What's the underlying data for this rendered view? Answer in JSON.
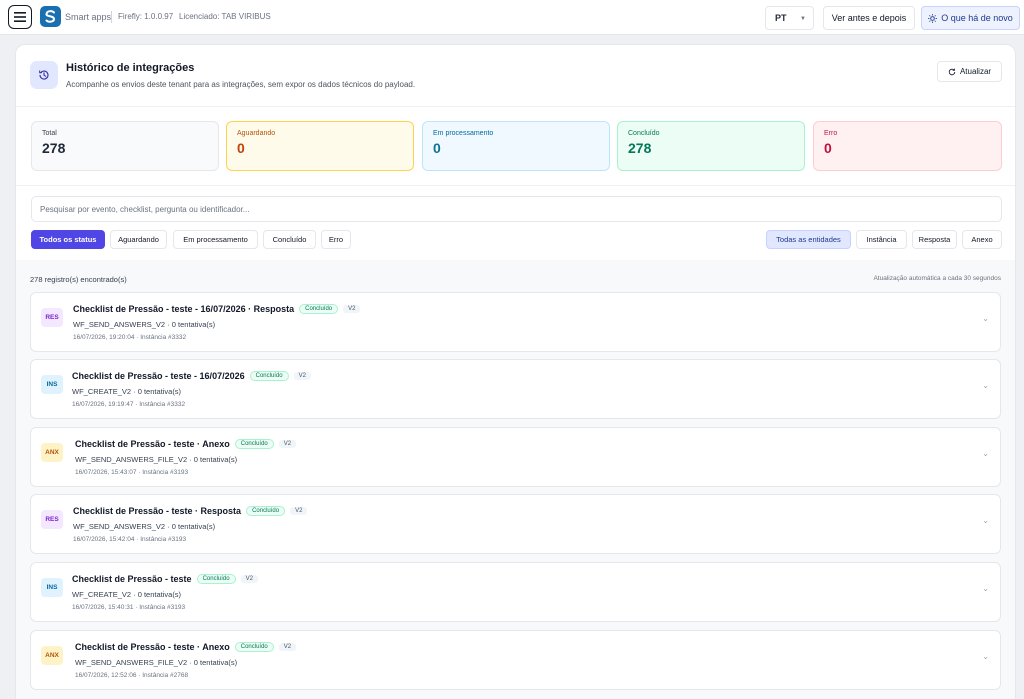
{
  "topbar": {
    "brand": "Smart apps",
    "version": "Firefly: 1.0.0.97",
    "license": "Licenciado: TAB VIRIBUS",
    "language": "PT",
    "compare_label": "Ver antes e depois",
    "news_label": "O que há de novo"
  },
  "header": {
    "title": "Histórico de integrações",
    "subtitle": "Acompanhe os envios deste tenant para as integrações, sem expor os dados técnicos do payload.",
    "refresh_label": "Atualizar"
  },
  "stats": {
    "total": {
      "label": "Total",
      "value": "278"
    },
    "waiting": {
      "label": "Aguardando",
      "value": "0"
    },
    "processing": {
      "label": "Em processamento",
      "value": "0"
    },
    "done": {
      "label": "Concluído",
      "value": "278"
    },
    "error": {
      "label": "Erro",
      "value": "0"
    }
  },
  "search": {
    "placeholder": "Pesquisar por evento, checklist, pergunta ou identificador..."
  },
  "status_filters": [
    "Todos os status",
    "Aguardando",
    "Em processamento",
    "Concluído",
    "Erro"
  ],
  "entity_filters": [
    "Todas as entidades",
    "Instância",
    "Resposta",
    "Anexo"
  ],
  "list": {
    "count": "278 registro(s) encontrado(s)",
    "auto_refresh": "Atualização automática a cada 30 segundos",
    "items": [
      {
        "tag": "RES",
        "title": "Checklist de Pressão - teste - 16/07/2026 · Resposta",
        "status": "Concluído",
        "version": "V2",
        "code": "WF_SEND_ANSWERS_V2 · 0 tentativa(s)",
        "meta": "16/07/2026, 19:20:04 · Instância #3332"
      },
      {
        "tag": "INS",
        "title": "Checklist de Pressão - teste - 16/07/2026",
        "status": "Concluído",
        "version": "V2",
        "code": "WF_CREATE_V2 · 0 tentativa(s)",
        "meta": "16/07/2026, 19:19:47 · Instância #3332"
      },
      {
        "tag": "ANX",
        "title": "Checklist de Pressão - teste · Anexo",
        "status": "Concluído",
        "version": "V2",
        "code": "WF_SEND_ANSWERS_FILE_V2 · 0 tentativa(s)",
        "meta": "16/07/2026, 15:43:07 · Instância #3193"
      },
      {
        "tag": "RES",
        "title": "Checklist de Pressão - teste · Resposta",
        "status": "Concluído",
        "version": "V2",
        "code": "WF_SEND_ANSWERS_V2 · 0 tentativa(s)",
        "meta": "16/07/2026, 15:42:04 · Instância #3193"
      },
      {
        "tag": "INS",
        "title": "Checklist de Pressão - teste",
        "status": "Concluído",
        "version": "V2",
        "code": "WF_CREATE_V2 · 0 tentativa(s)",
        "meta": "16/07/2026, 15:40:31 · Instância #3193"
      },
      {
        "tag": "ANX",
        "title": "Checklist de Pressão - teste · Anexo",
        "status": "Concluído",
        "version": "V2",
        "code": "WF_SEND_ANSWERS_FILE_V2 · 0 tentativa(s)",
        "meta": "16/07/2026, 12:52:06 · Instância #2768"
      }
    ]
  },
  "colors": {
    "accent": "#4f46e5",
    "success": "#047857",
    "warning": "#c2410c",
    "danger": "#be123c"
  }
}
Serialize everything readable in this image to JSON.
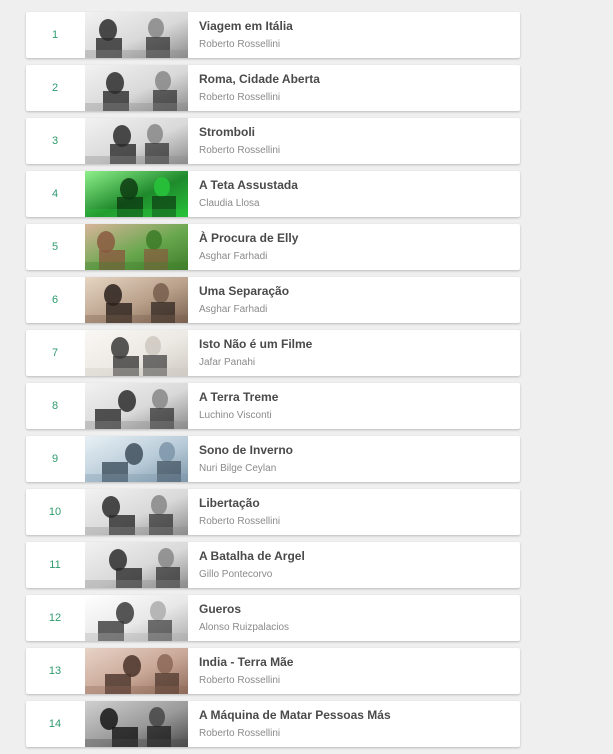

# The request
From the records given above, reproduce all text exactly and exclude each picture.

# Exercise result
What's the underlying data for this rendered view? Answer in JSON.
{
  "topbar": {
    "brand": "Smart apps",
    "version": "Firefly: 1.0.0.97",
    "license": "Licenciado: TAB VIRIBUS",
    "language": "PT",
    "compare_label": "Ver antes e depois",
    "news_label": "O que há de novo"
  },
  "header": {
    "title": "Histórico de integrações",
    "subtitle": "Acompanhe os envios deste tenant para as integrações, sem expor os dados técnicos do payload.",
    "refresh_label": "Atualizar"
  },
  "stats": {
    "total": {
      "label": "Total",
      "value": "278"
    },
    "waiting": {
      "label": "Aguardando",
      "value": "0"
    },
    "processing": {
      "label": "Em processamento",
      "value": "0"
    },
    "done": {
      "label": "Concluído",
      "value": "278"
    },
    "error": {
      "label": "Erro",
      "value": "0"
    }
  },
  "search": {
    "placeholder": "Pesquisar por evento, checklist, pergunta ou identificador..."
  },
  "status_filters": [
    "Todos os status",
    "Aguardando",
    "Em processamento",
    "Concluído",
    "Erro"
  ],
  "entity_filters": [
    "Todas as entidades",
    "Instância",
    "Resposta",
    "Anexo"
  ],
  "list": {
    "count": "278 registro(s) encontrado(s)",
    "auto_refresh": "Atualização automática a cada 30 segundos",
    "items": [
      {
        "tag": "RES",
        "title": "Checklist de Pressão - teste - 16/07/2026 · Resposta",
        "status": "Concluído",
        "version": "V2",
        "code": "WF_SEND_ANSWERS_V2 · 0 tentativa(s)",
        "meta": "16/07/2026, 19:20:04 · Instância #3332"
      },
      {
        "tag": "INS",
        "title": "Checklist de Pressão - teste - 16/07/2026",
        "status": "Concluído",
        "version": "V2",
        "code": "WF_CREATE_V2 · 0 tentativa(s)",
        "meta": "16/07/2026, 19:19:47 · Instância #3332"
      },
      {
        "tag": "ANX",
        "title": "Checklist de Pressão - teste · Anexo",
        "status": "Concluído",
        "version": "V2",
        "code": "WF_SEND_ANSWERS_FILE_V2 · 0 tentativa(s)",
        "meta": "16/07/2026, 15:43:07 · Instância #3193"
      },
      {
        "tag": "RES",
        "title": "Checklist de Pressão - teste · Resposta",
        "status": "Concluído",
        "version": "V2",
        "code": "WF_SEND_ANSWERS_V2 · 0 tentativa(s)",
        "meta": "16/07/2026, 15:42:04 · Instância #3193"
      },
      {
        "tag": "INS",
        "title": "Checklist de Pressão - teste",
        "status": "Concluído",
        "version": "V2",
        "code": "WF_CREATE_V2 · 0 tentativa(s)",
        "meta": "16/07/2026, 15:40:31 · Instância #3193"
      },
      {
        "tag": "ANX",
        "title": "Checklist de Pressão - teste · Anexo",
        "status": "Concluído",
        "version": "V2",
        "code": "WF_SEND_ANSWERS_FILE_V2 · 0 tentativa(s)",
        "meta": "16/07/2026, 12:52:06 · Instância #2768"
      }
    ]
  },
  "colors": {
    "accent": "#4f46e5",
    "success": "#047857",
    "warning": "#c2410c",
    "danger": "#be123c"
  }
}
Serialize everything readable in this image to JSON.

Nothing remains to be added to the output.